-- begin DATASET EXTRACT --
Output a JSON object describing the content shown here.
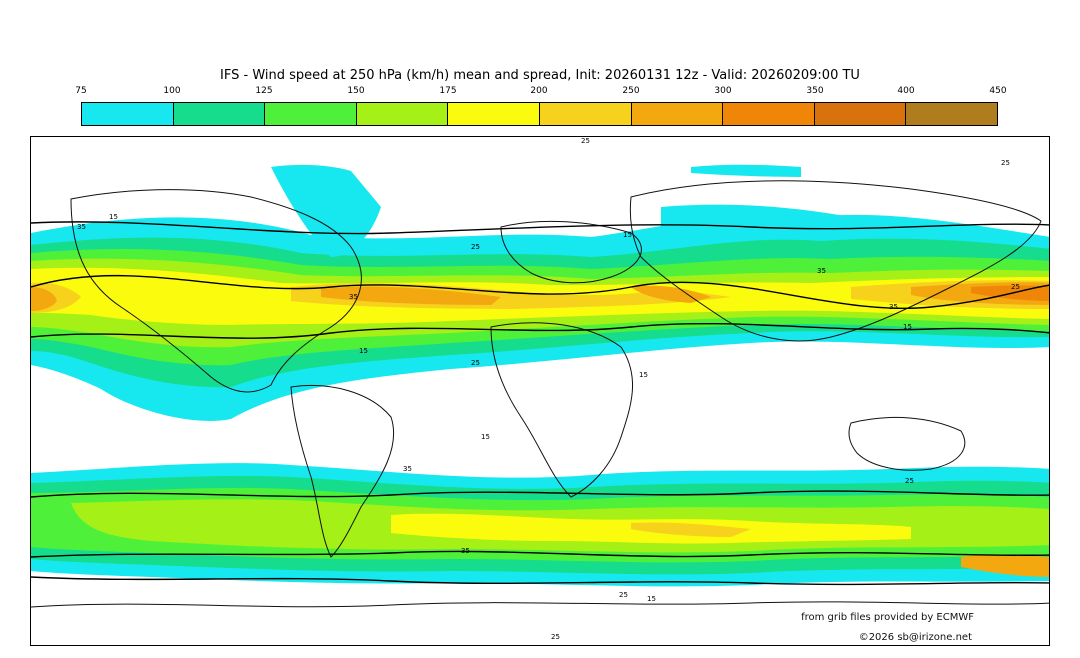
{
  "title": "IFS - Wind speed at 250 hPa (km/h) mean and spread, Init: 20260131 12z - Valid: 20260209:00 TU",
  "legend": {
    "ticks": [
      "75",
      "100",
      "125",
      "150",
      "175",
      "200",
      "250",
      "300",
      "350",
      "400",
      "450"
    ],
    "colors": [
      "#17e8f0",
      "#16dc8e",
      "#4ef03a",
      "#a4f017",
      "#fbfb0e",
      "#f6d21c",
      "#f3a810",
      "#f08608",
      "#d8720c",
      "#b07d1e",
      "#9a6208"
    ]
  },
  "contour_labels": [
    "25",
    "15",
    "35",
    "25",
    "15",
    "35",
    "35",
    "15",
    "25",
    "15",
    "35",
    "25",
    "15",
    "25",
    "35",
    "25",
    "15",
    "25",
    "15",
    "25",
    "35"
  ],
  "footer": {
    "credit": "from grib files provided by ECMWF",
    "copyright": "©2026 sb@irizone.net"
  }
}
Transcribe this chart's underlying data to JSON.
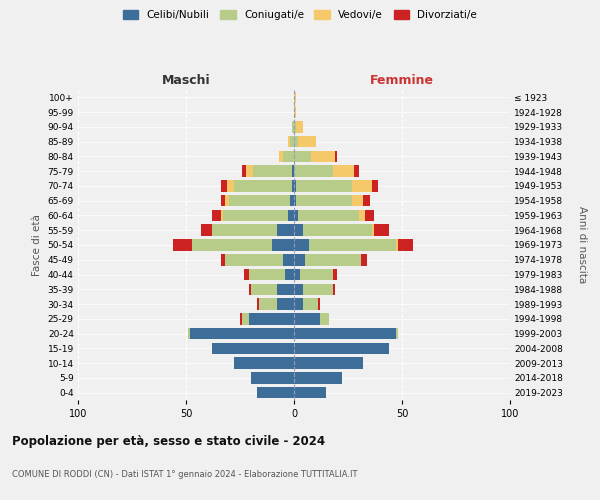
{
  "age_groups": [
    "0-4",
    "5-9",
    "10-14",
    "15-19",
    "20-24",
    "25-29",
    "30-34",
    "35-39",
    "40-44",
    "45-49",
    "50-54",
    "55-59",
    "60-64",
    "65-69",
    "70-74",
    "75-79",
    "80-84",
    "85-89",
    "90-94",
    "95-99",
    "100+"
  ],
  "birth_years": [
    "2019-2023",
    "2014-2018",
    "2009-2013",
    "2004-2008",
    "1999-2003",
    "1994-1998",
    "1989-1993",
    "1984-1988",
    "1979-1983",
    "1974-1978",
    "1969-1973",
    "1964-1968",
    "1959-1963",
    "1954-1958",
    "1949-1953",
    "1944-1948",
    "1939-1943",
    "1934-1938",
    "1929-1933",
    "1924-1928",
    "≤ 1923"
  ],
  "male": {
    "celibi": [
      17,
      20,
      28,
      38,
      48,
      21,
      8,
      8,
      4,
      5,
      10,
      8,
      3,
      2,
      1,
      1,
      0,
      0,
      0,
      0,
      0
    ],
    "coniugati": [
      0,
      0,
      0,
      0,
      1,
      3,
      8,
      12,
      17,
      27,
      37,
      30,
      30,
      28,
      27,
      18,
      5,
      2,
      1,
      0,
      0
    ],
    "vedovi": [
      0,
      0,
      0,
      0,
      0,
      0,
      0,
      0,
      0,
      0,
      0,
      0,
      1,
      2,
      3,
      3,
      2,
      1,
      0,
      0,
      0
    ],
    "divorziati": [
      0,
      0,
      0,
      0,
      0,
      1,
      1,
      1,
      2,
      2,
      9,
      5,
      4,
      2,
      3,
      2,
      0,
      0,
      0,
      0,
      0
    ]
  },
  "female": {
    "nubili": [
      15,
      22,
      32,
      44,
      47,
      12,
      4,
      4,
      3,
      5,
      7,
      4,
      2,
      1,
      1,
      0,
      0,
      0,
      0,
      0,
      0
    ],
    "coniugate": [
      0,
      0,
      0,
      0,
      1,
      4,
      7,
      14,
      15,
      26,
      40,
      32,
      28,
      26,
      26,
      18,
      8,
      2,
      1,
      0,
      0
    ],
    "vedove": [
      0,
      0,
      0,
      0,
      0,
      0,
      0,
      0,
      0,
      0,
      1,
      1,
      3,
      5,
      9,
      10,
      11,
      8,
      3,
      1,
      1
    ],
    "divorziate": [
      0,
      0,
      0,
      0,
      0,
      0,
      1,
      1,
      2,
      3,
      7,
      7,
      4,
      3,
      3,
      2,
      1,
      0,
      0,
      0,
      0
    ]
  },
  "colors": {
    "celibi": "#3d6e99",
    "coniugati": "#b8cc8a",
    "vedovi": "#f5c96a",
    "divorziati": "#cc2222"
  },
  "xlim": 100,
  "title": "Popolazione per età, sesso e stato civile - 2024",
  "subtitle": "COMUNE DI RODDI (CN) - Dati ISTAT 1° gennaio 2024 - Elaborazione TUTTITALIA.IT",
  "xlabel_left": "Maschi",
  "xlabel_right": "Femmine",
  "ylabel_left": "Fasce di età",
  "ylabel_right": "Anni di nascita",
  "legend_labels": [
    "Celibi/Nubili",
    "Coniugati/e",
    "Vedovi/e",
    "Divorziati/e"
  ],
  "background_color": "#f0f0f0"
}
-- end DATASET EXTRACT --
GIVEN PROBLEM:
Exclude the pictures and repeat every other part of the records word for word.

SOLUTION BELOW:
Output a JSON object describing the content shown here.
{
  "title": "IFS - Wind speed at 250 hPa (km/h) mean and spread, Init: 20260131 12z - Valid: 20260209:00 TU",
  "legend": {
    "ticks": [
      "75",
      "100",
      "125",
      "150",
      "175",
      "200",
      "250",
      "300",
      "350",
      "400",
      "450"
    ],
    "colors": [
      "#17e8f0",
      "#16dc8e",
      "#4ef03a",
      "#a4f017",
      "#fbfb0e",
      "#f6d21c",
      "#f3a810",
      "#f08608",
      "#d8720c",
      "#b07d1e",
      "#9a6208"
    ]
  },
  "contour_labels": [
    "25",
    "15",
    "35",
    "25",
    "15",
    "35",
    "35",
    "15",
    "25",
    "15",
    "35",
    "25",
    "15",
    "25",
    "35",
    "25",
    "15",
    "25",
    "15",
    "25",
    "35"
  ],
  "footer": {
    "credit": "from grib files provided by ECMWF",
    "copyright": "©2026 sb@irizone.net"
  }
}
Transcribe this chart's underlying data to JSON.
{
  "age_groups": [
    "0-4",
    "5-9",
    "10-14",
    "15-19",
    "20-24",
    "25-29",
    "30-34",
    "35-39",
    "40-44",
    "45-49",
    "50-54",
    "55-59",
    "60-64",
    "65-69",
    "70-74",
    "75-79",
    "80-84",
    "85-89",
    "90-94",
    "95-99",
    "100+"
  ],
  "birth_years": [
    "2019-2023",
    "2014-2018",
    "2009-2013",
    "2004-2008",
    "1999-2003",
    "1994-1998",
    "1989-1993",
    "1984-1988",
    "1979-1983",
    "1974-1978",
    "1969-1973",
    "1964-1968",
    "1959-1963",
    "1954-1958",
    "1949-1953",
    "1944-1948",
    "1939-1943",
    "1934-1938",
    "1929-1933",
    "1924-1928",
    "≤ 1923"
  ],
  "male": {
    "celibi": [
      17,
      20,
      28,
      38,
      48,
      21,
      8,
      8,
      4,
      5,
      10,
      8,
      3,
      2,
      1,
      1,
      0,
      0,
      0,
      0,
      0
    ],
    "coniugati": [
      0,
      0,
      0,
      0,
      1,
      3,
      8,
      12,
      17,
      27,
      37,
      30,
      30,
      28,
      27,
      18,
      5,
      2,
      1,
      0,
      0
    ],
    "vedovi": [
      0,
      0,
      0,
      0,
      0,
      0,
      0,
      0,
      0,
      0,
      0,
      0,
      1,
      2,
      3,
      3,
      2,
      1,
      0,
      0,
      0
    ],
    "divorziati": [
      0,
      0,
      0,
      0,
      0,
      1,
      1,
      1,
      2,
      2,
      9,
      5,
      4,
      2,
      3,
      2,
      0,
      0,
      0,
      0,
      0
    ]
  },
  "female": {
    "nubili": [
      15,
      22,
      32,
      44,
      47,
      12,
      4,
      4,
      3,
      5,
      7,
      4,
      2,
      1,
      1,
      0,
      0,
      0,
      0,
      0,
      0
    ],
    "coniugate": [
      0,
      0,
      0,
      0,
      1,
      4,
      7,
      14,
      15,
      26,
      40,
      32,
      28,
      26,
      26,
      18,
      8,
      2,
      1,
      0,
      0
    ],
    "vedove": [
      0,
      0,
      0,
      0,
      0,
      0,
      0,
      0,
      0,
      0,
      1,
      1,
      3,
      5,
      9,
      10,
      11,
      8,
      3,
      1,
      1
    ],
    "divorziate": [
      0,
      0,
      0,
      0,
      0,
      0,
      1,
      1,
      2,
      3,
      7,
      7,
      4,
      3,
      3,
      2,
      1,
      0,
      0,
      0,
      0
    ]
  },
  "colors": {
    "celibi": "#3d6e99",
    "coniugati": "#b8cc8a",
    "vedovi": "#f5c96a",
    "divorziati": "#cc2222"
  },
  "xlim": 100,
  "title": "Popolazione per età, sesso e stato civile - 2024",
  "subtitle": "COMUNE DI RODDI (CN) - Dati ISTAT 1° gennaio 2024 - Elaborazione TUTTITALIA.IT",
  "xlabel_left": "Maschi",
  "xlabel_right": "Femmine",
  "ylabel_left": "Fasce di età",
  "ylabel_right": "Anni di nascita",
  "legend_labels": [
    "Celibi/Nubili",
    "Coniugati/e",
    "Vedovi/e",
    "Divorziati/e"
  ],
  "background_color": "#f0f0f0"
}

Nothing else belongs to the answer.